Two Night Stand

My profession is not one of the standard 9-to-5 variety, so while the majority of the world was able to get fancied up and drink and party it up until the stroke of midnight and beyond on New Year’s Eve, I myself was at work until almost 1 a.m. No worries, though, because the bars are allowed to stay open indefinitely for it and thus as soon as I was released from my servitude I met my friends out for some New Year’s drinks and cheer.

As I walked in the bar to meet them I spotted a gentleman that from behind looked kind of like Twin II (or Twin I, I guess). I headed over to speak but upon further inspection I realized it wasn’t either twin at all and I did not in fact know this guy. But I was able to see that he was pretty good looking. Tall, clean-cut, crisply dressed in a blazer and button-down…my cup of tea for sure.

I noticed him throughout the night milling around the bar from time to time but he never seemed to take notice of me and I never had an appropriate opportunity to strike up conversation or anything, so…that was pretty much that.

It might’ve been about 3 a.m. when my friends decided to call it a night and said their goodbyes. So suddenly I found myself all alone yet not quite ready to pack it in just yet. As I stood there surveying my surroundings, who should I notice just a few footsteps away but the tall handsome stranger all by his lonesome? It didn’t appear that he was there with a date or even with anybody at all. So at that point I seized the opportunity.

I was pretty tipsy so I don’t remember exactly how the conversation started, but before I knew it, Cooper and I were like 2 peas in a pod. The bar was still going pretty strong but it was bound to be closing eventually and I guess we decided we’d had enough and decided to go back to chill at his place and drink more there. Driving was out of the question; he lived about a 15-minute walk from the bar strip which would ordinarily be doable but probably not the best idea in the wee hours of the morning when both parties are a good bit intoxicated. So we got a cab to his place and I do believe we did a shot of Fireball and then settled on his couch with some beers. Even though I don’t like beer.

A round of drunken sex ensued later on. We passed out and woke up around 10 a.m. I wasn’t miserably hungover but I wasn’t quite up to par. He was kind enough to fetch a cup of water for me. But I needed food. I’m not sure where the idea came from or why I even thought he’d be down for it, but I suggested we get brunch. Just a random, off-the-cuff idea, but I wanted to get some food on my stomach so I would’ve gone whether he had agreed to it or not.

But he did. Nice. I gathered my things and dressed with the assumption that we’d be parting ways after brunch. We took his car back to the bar strip and picked out a spot to eat. I ordered a mimosa and he got a crush and I planned on only having one or 2 drinks, max. But…I don’t know. One mimosa turned into 2 then 3 then 4. Then, for God knows what reason, we started doing shots. Not even fully recovered from the night before and there we were, at it again. Hair of the dog, I guess.

━━━

PROBLEM. Carry on the New Year's Eve bar story from the last sentence shown, following the day after brunch.

DATA SEGMENT.
━━━

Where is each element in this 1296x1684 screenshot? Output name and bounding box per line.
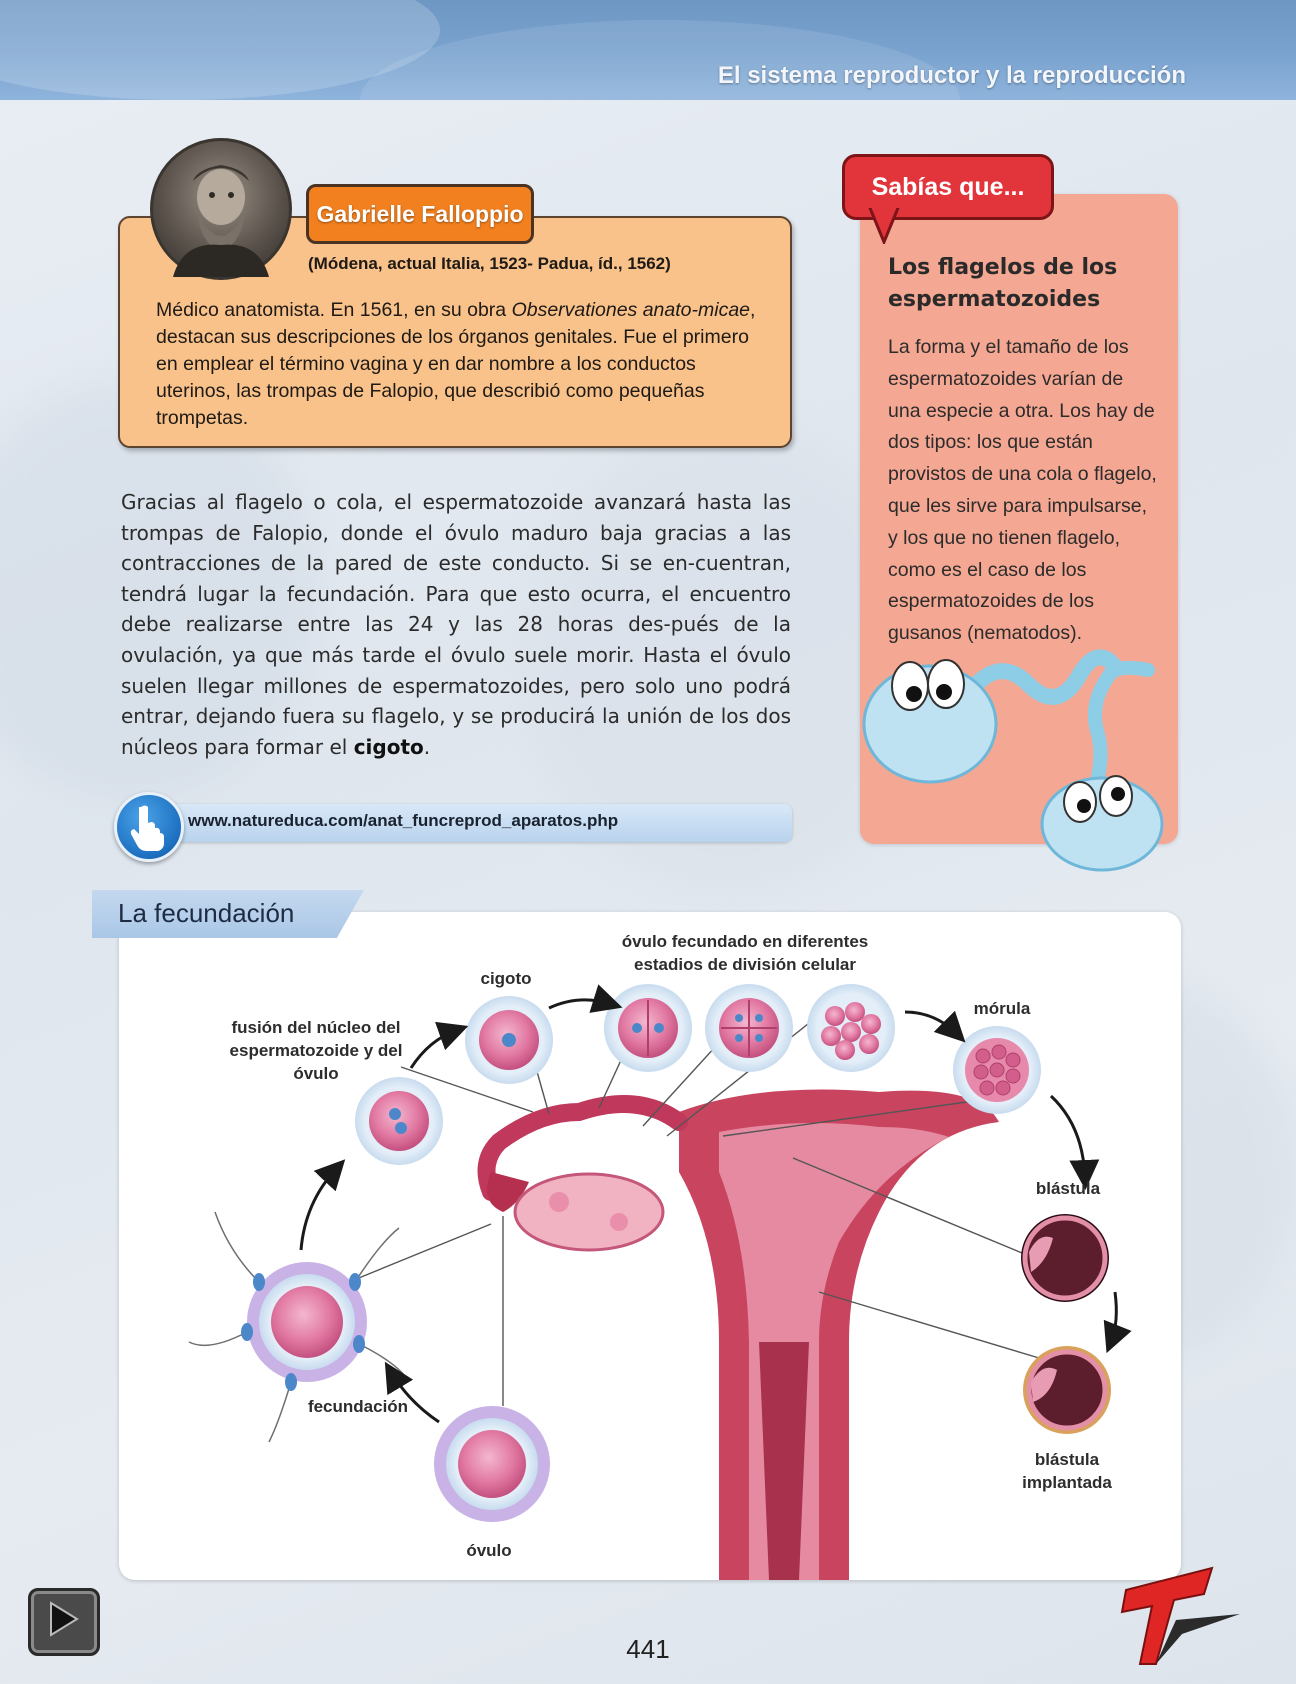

━━━

FINAL RESULT.
I was having fun. This was the most random of situations to find myself in, but I just went with it. I learned a lot about his background and his family and I liked it. He’s smart, successful, seems to come from a good family, and he was very easy to talk to. We had the same ideas about a lot of things. I told him at a certain point that I’d probably need to chill at his place for a bit to let the alcohol wear off before heading home, and he was fine with it. His day was completely clear. He doesn’t work the standard 9-to-5 either. I was actually supposed to work that night but it became clear after a while that that wouldn’t be happening. So I played hooky.

We decided we were done there and would head back to his place. We asked for the tab and he snatched it up as soon as it came without even batting an eye. We headed outside ostensibly to find a cab back to his place since he was definitely in no condition to drive, but it was cold and there were no cabs in sight, and before I knew it he was leading us to another bar so we could “wait for a cab.” Right!

We drank more. We talked more. We laughed more. More fun. Up until the point where we decided to get ready to leave and I made a quick trip to the bathroom beforehand. I came back out to discover that he had disappeared. The seats we had been occupying had been taken by other people and there was no sign of Cooper anywhere. I figured he had gone to the bathroom as well, but after a few minutes elapsed and he didn’t come back I took it upon myself to take a quick peek inside the men’s restroom to see if he was in there. Empty. I didn’t have his phone number so I had no way of contacting him at that point.

He ditched me. Wow. What a bummer. If you were ready to call it quits, that’s all you had to say. There I was all alone in the middle of a bar, drunkenly disoriented and ditched. I had just started to contemplate my dire situation when I looked up to see Cooper walking toward me.

He was back. He had run downstairs to the first floor to go say hi to a buddy or something. Not ditched after all. Not that it would’ve been the end of the world, I just thought that would’ve been a really jacked up thing to do. But alas, that wasn’t at all the case. Whew!

We cabbed it back to his place and engaged in more drunken sexual escapades. I put on one of his t-shirts afterward and we settled on the couch in his living room and watched TV. At one point later in the evening I got hungry. There was really nothing to eat in his house, but he showed me the menu of a local delivery spot that was likely to be open. To my delight, it was. I ordered us cheesesteak subs and we watched a movie. Eventually we started fooling around again on the couch and we headed upstairs for the night soon after to finish things from there.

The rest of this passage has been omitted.